## What you should do
Where the data below has the string "укусил", return the whole line.

** START **

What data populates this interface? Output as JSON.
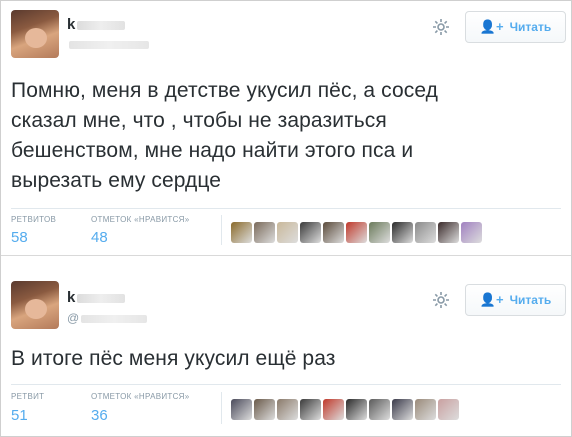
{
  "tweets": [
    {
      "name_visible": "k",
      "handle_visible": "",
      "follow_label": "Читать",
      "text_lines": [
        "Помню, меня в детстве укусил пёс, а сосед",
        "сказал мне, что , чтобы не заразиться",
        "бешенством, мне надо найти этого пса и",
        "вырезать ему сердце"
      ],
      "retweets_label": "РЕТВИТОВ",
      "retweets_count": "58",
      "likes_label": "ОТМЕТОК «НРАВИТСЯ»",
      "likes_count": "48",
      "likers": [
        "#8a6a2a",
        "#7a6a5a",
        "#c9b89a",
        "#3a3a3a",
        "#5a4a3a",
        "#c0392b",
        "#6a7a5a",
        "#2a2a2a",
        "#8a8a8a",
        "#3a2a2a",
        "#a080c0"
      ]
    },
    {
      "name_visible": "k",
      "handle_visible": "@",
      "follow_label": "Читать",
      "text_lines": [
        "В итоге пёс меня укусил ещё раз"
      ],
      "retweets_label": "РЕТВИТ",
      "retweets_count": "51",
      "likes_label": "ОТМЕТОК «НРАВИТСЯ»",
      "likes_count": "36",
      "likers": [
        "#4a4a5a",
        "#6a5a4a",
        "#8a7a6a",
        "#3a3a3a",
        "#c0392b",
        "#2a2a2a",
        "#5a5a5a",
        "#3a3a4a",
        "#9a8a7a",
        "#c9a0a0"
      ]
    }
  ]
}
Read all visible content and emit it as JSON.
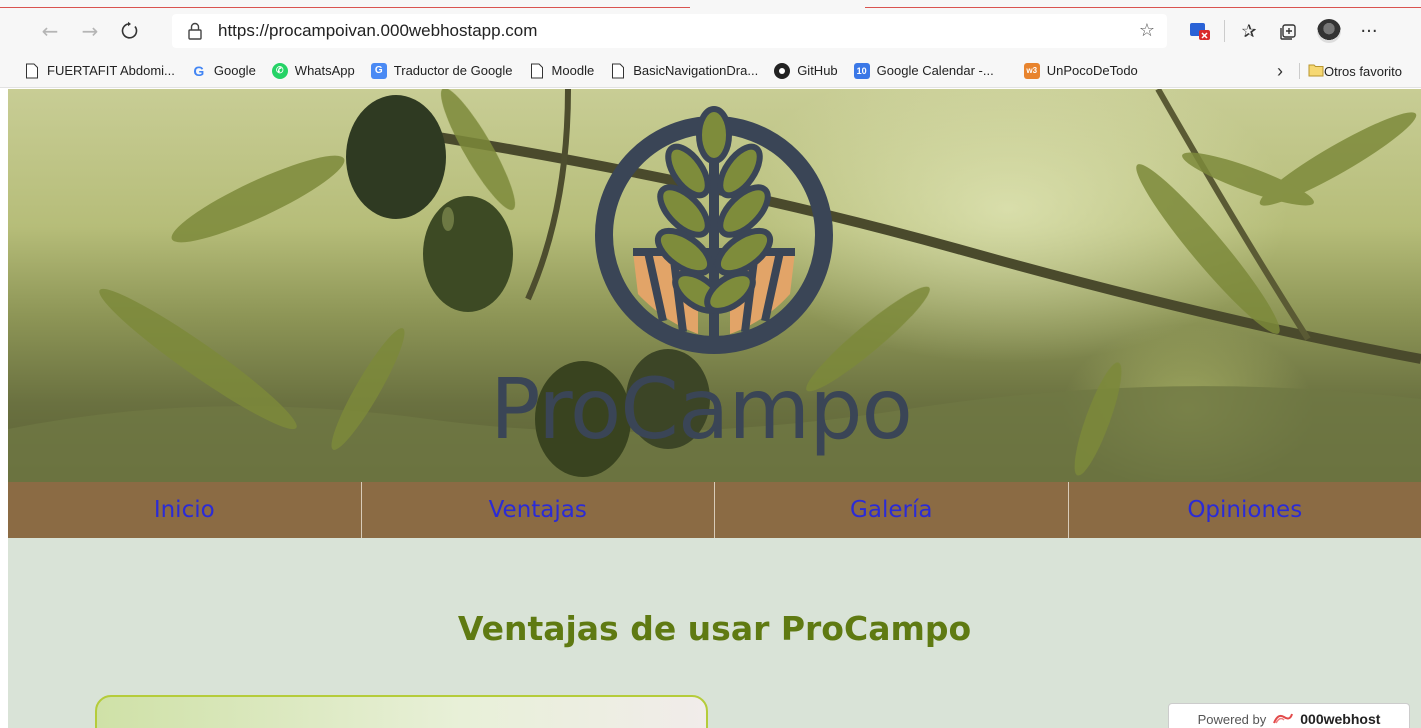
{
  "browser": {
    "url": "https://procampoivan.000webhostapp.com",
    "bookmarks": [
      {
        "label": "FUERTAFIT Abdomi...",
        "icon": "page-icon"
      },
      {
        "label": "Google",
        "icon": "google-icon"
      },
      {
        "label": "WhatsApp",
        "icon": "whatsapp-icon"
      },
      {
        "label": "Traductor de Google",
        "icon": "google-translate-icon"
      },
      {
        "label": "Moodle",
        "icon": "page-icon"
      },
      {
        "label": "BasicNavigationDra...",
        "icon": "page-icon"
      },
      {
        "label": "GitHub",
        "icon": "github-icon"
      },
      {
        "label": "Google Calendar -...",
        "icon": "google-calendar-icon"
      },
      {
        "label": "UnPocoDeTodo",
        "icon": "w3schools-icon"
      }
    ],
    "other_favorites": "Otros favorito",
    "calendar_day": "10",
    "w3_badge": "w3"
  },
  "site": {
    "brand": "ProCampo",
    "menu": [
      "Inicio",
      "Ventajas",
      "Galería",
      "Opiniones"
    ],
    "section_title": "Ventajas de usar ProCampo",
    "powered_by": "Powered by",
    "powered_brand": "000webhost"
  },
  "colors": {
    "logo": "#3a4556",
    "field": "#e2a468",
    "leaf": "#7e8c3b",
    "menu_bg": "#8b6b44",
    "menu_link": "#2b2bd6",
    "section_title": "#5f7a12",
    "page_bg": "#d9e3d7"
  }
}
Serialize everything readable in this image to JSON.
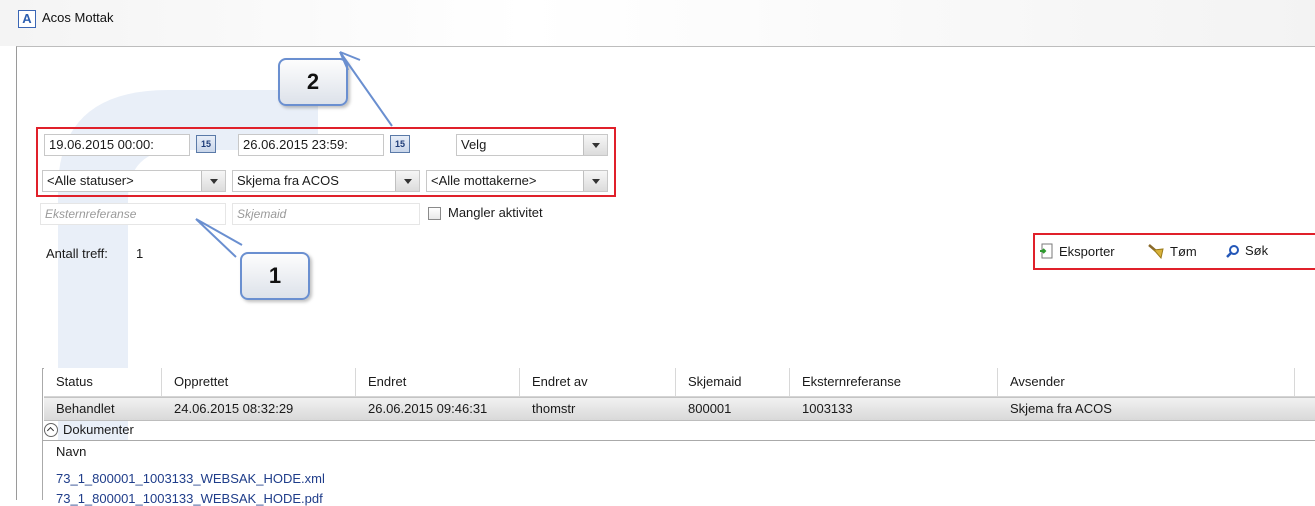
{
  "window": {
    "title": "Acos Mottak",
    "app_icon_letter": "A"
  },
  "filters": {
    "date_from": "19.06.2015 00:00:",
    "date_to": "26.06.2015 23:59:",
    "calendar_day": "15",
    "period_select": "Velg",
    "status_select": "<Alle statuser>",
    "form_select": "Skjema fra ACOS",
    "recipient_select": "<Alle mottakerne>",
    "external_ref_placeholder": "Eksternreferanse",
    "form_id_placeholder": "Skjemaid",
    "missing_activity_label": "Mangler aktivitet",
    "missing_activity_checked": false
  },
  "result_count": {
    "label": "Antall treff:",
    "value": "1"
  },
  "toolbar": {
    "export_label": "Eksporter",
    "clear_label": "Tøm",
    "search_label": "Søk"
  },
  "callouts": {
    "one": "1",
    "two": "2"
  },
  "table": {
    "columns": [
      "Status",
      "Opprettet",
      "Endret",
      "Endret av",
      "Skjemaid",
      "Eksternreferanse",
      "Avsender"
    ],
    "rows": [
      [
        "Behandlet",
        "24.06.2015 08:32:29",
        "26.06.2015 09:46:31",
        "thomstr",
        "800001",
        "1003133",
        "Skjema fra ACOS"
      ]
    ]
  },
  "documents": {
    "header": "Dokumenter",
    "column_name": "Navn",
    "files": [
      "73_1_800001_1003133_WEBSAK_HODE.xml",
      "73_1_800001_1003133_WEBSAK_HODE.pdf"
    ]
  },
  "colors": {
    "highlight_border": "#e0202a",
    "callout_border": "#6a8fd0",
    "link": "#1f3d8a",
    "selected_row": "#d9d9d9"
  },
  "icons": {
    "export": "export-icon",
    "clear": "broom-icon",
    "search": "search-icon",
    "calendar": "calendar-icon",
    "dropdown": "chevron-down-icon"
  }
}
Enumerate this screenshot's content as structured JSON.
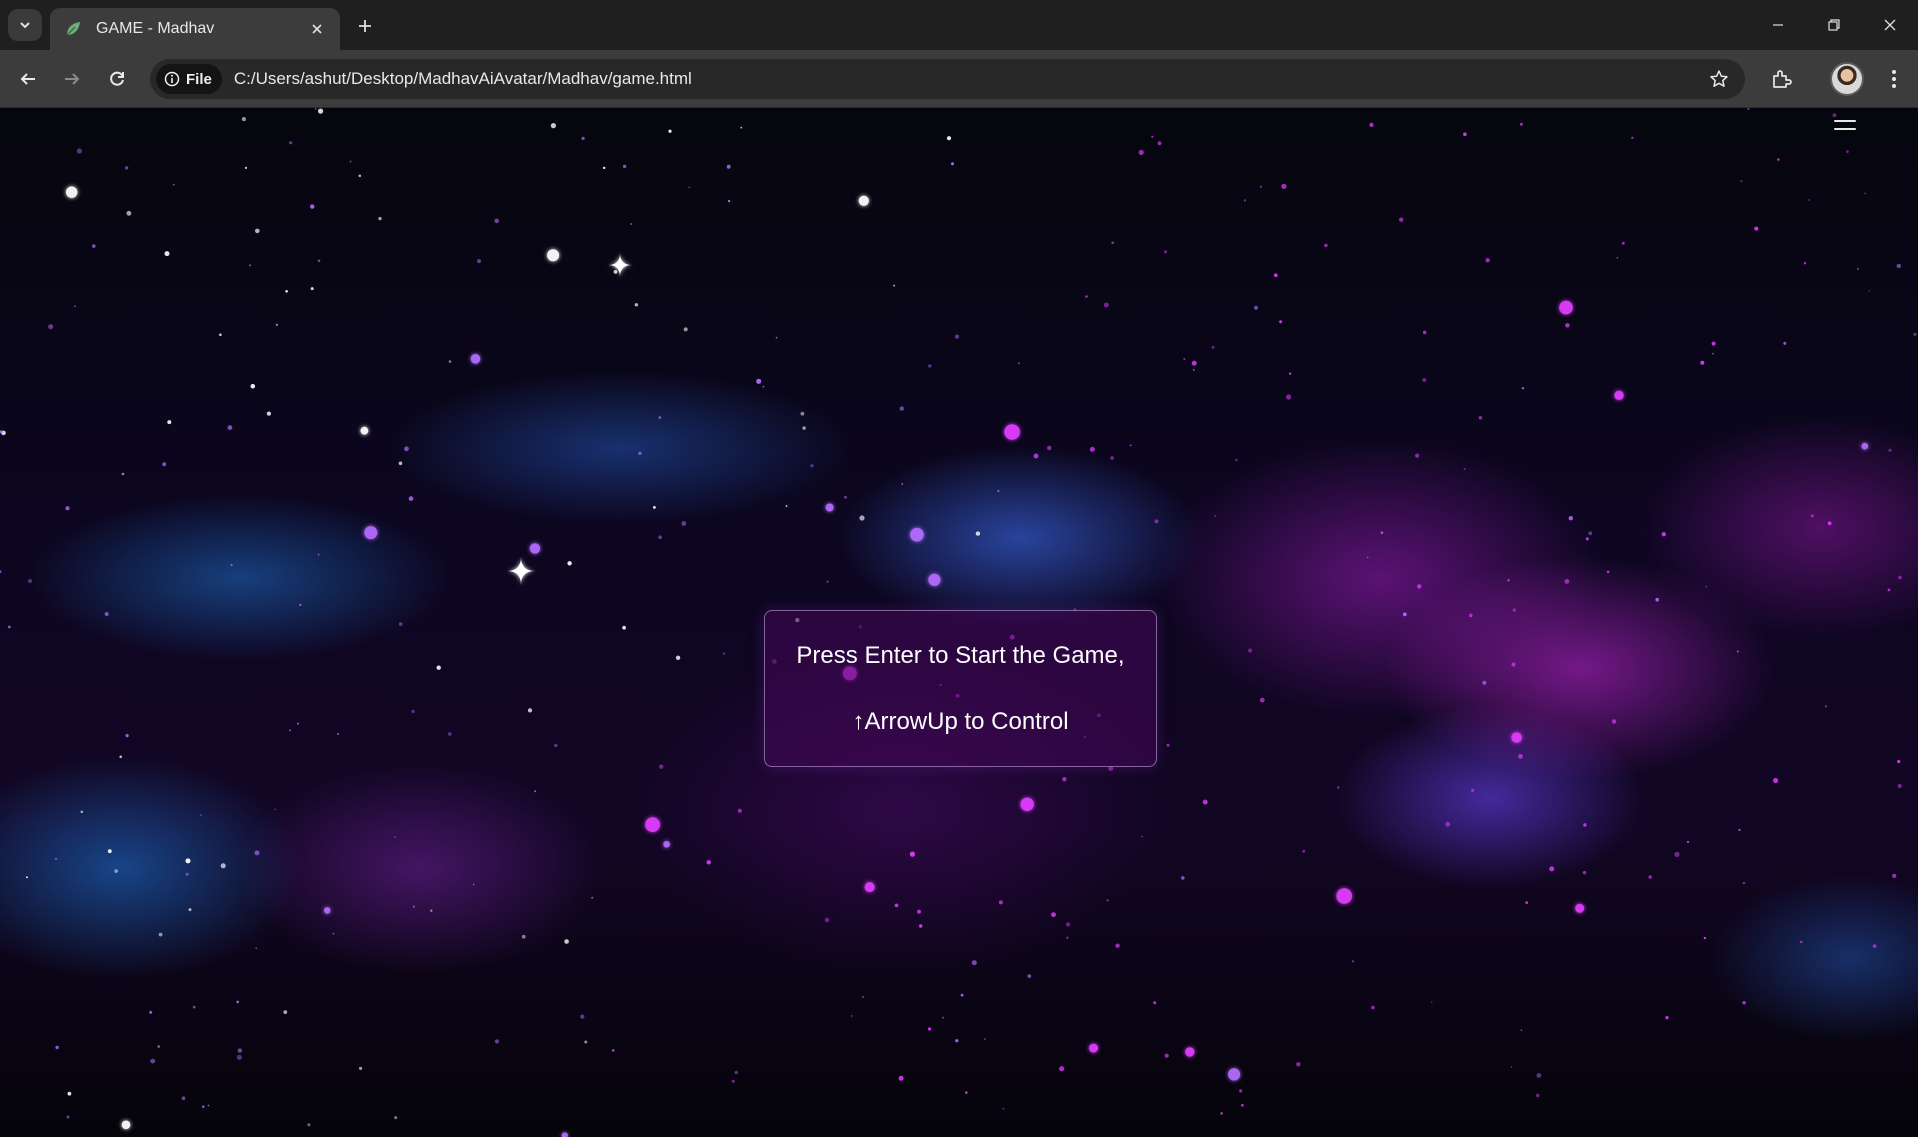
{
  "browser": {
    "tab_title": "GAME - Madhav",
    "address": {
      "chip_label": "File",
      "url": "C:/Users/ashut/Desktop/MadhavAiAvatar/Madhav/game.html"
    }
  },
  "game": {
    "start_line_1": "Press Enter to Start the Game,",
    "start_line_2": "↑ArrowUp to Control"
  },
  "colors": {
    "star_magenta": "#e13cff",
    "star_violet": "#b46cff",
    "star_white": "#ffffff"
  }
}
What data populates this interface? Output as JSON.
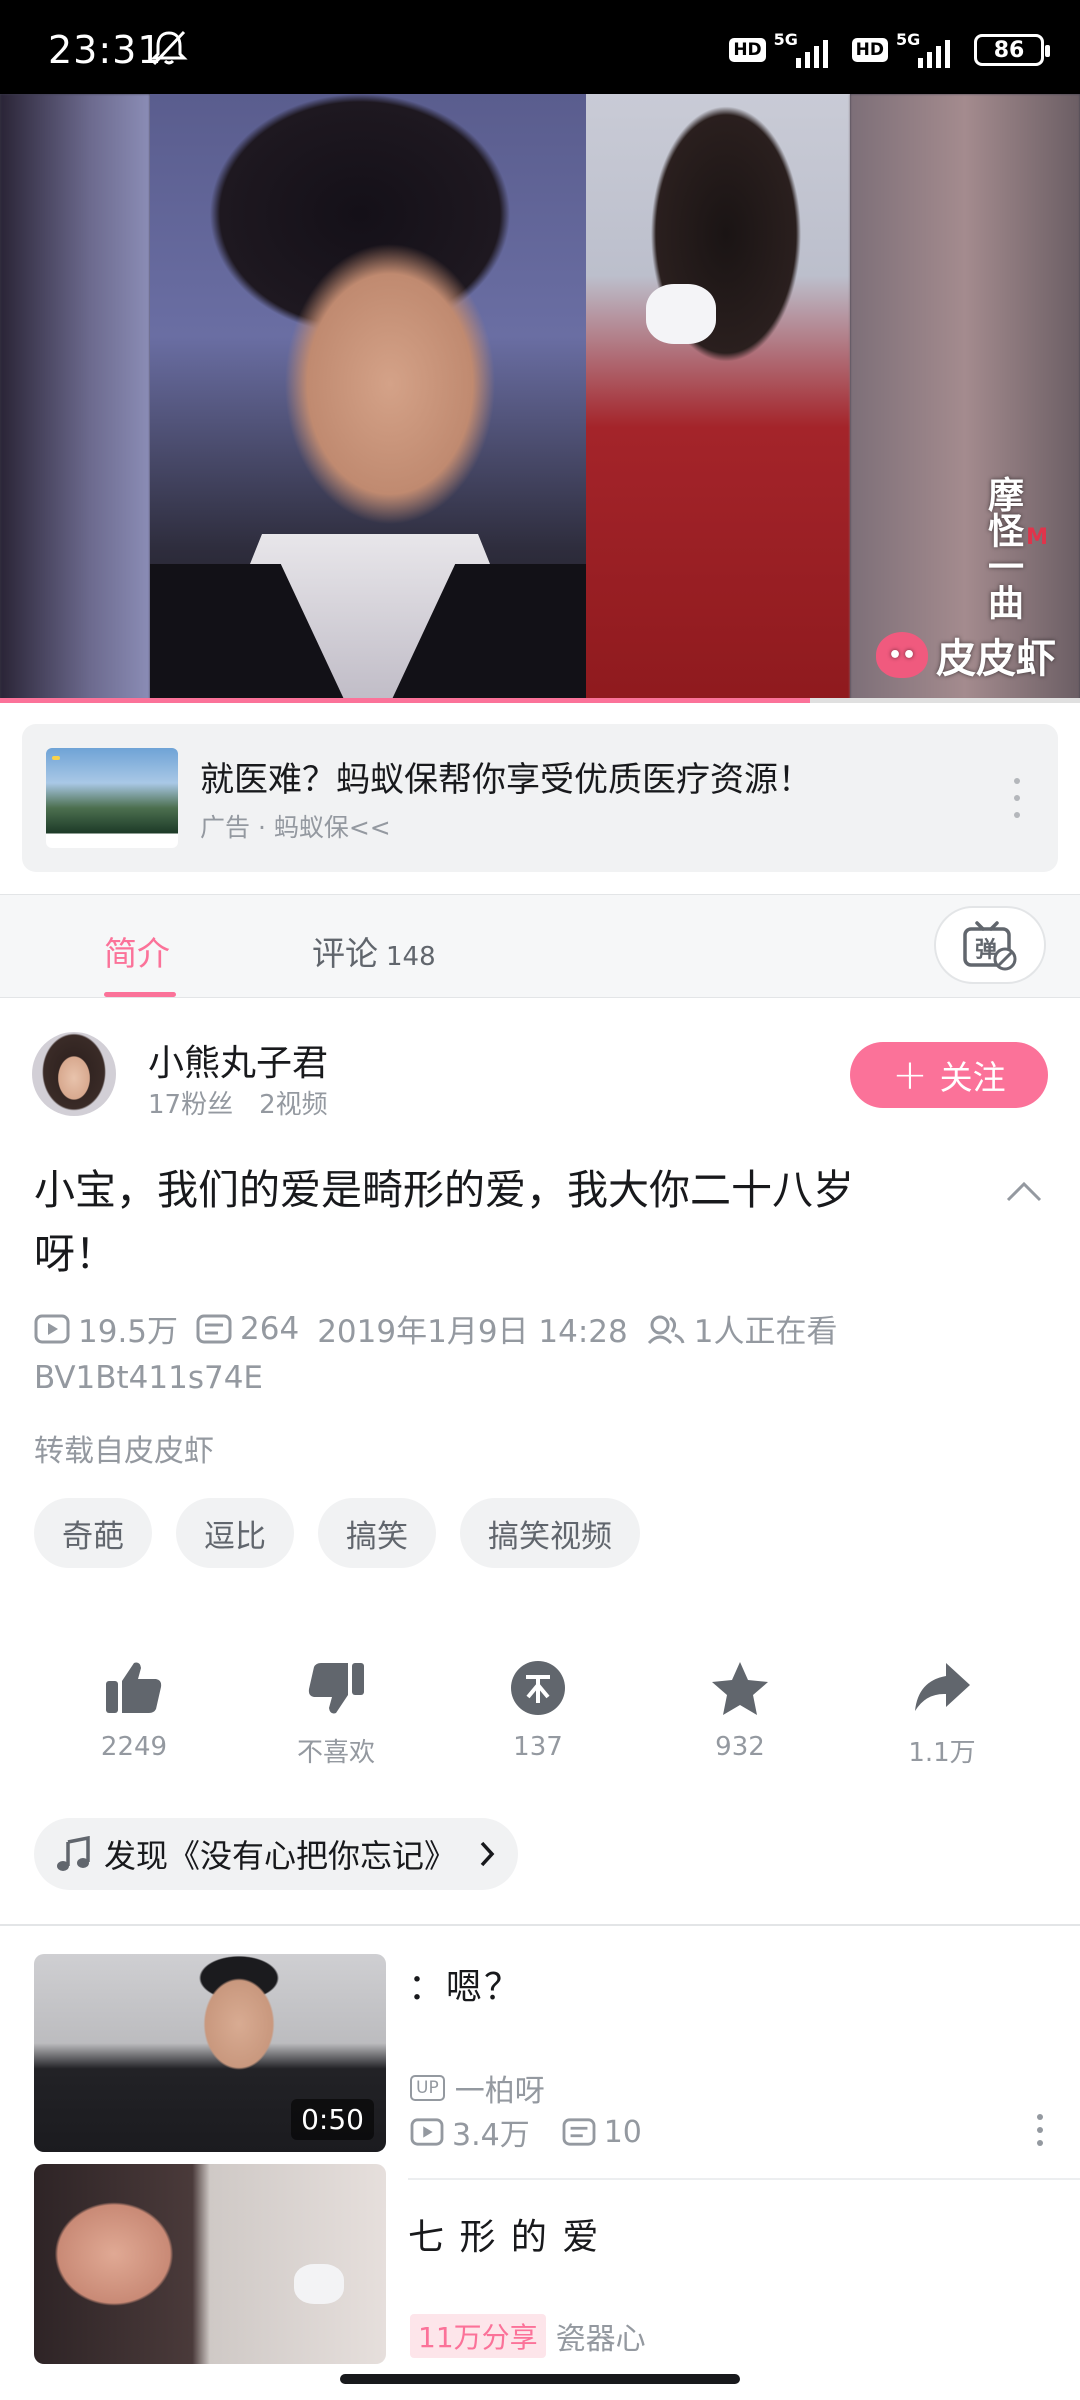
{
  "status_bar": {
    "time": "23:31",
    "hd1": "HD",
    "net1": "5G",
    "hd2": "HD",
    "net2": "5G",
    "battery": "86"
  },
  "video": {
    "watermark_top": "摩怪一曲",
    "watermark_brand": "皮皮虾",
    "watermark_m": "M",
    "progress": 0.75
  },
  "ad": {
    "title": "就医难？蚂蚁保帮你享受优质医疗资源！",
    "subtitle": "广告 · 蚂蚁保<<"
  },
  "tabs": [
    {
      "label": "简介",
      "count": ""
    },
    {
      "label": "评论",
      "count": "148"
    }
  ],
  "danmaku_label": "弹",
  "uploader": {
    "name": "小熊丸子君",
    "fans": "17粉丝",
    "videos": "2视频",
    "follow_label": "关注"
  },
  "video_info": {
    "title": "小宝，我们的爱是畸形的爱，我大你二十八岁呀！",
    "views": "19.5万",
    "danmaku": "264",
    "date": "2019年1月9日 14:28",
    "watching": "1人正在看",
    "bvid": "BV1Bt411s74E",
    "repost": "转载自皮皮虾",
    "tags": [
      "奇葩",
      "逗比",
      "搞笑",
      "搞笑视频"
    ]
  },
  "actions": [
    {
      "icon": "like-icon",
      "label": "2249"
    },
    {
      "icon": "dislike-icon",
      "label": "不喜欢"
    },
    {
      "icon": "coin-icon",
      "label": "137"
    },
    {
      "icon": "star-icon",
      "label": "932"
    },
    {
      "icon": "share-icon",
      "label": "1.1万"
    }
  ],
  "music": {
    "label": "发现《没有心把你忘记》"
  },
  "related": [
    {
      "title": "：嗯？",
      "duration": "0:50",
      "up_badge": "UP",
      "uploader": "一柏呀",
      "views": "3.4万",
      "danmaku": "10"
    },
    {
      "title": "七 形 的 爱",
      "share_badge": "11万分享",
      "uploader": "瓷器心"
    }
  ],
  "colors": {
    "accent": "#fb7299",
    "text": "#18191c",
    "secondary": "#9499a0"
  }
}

** END **

## Written reply
        "Помню, меня в детстве укусил пёс, а сосед",
        "В итоге пёс меня укусил ещё раз"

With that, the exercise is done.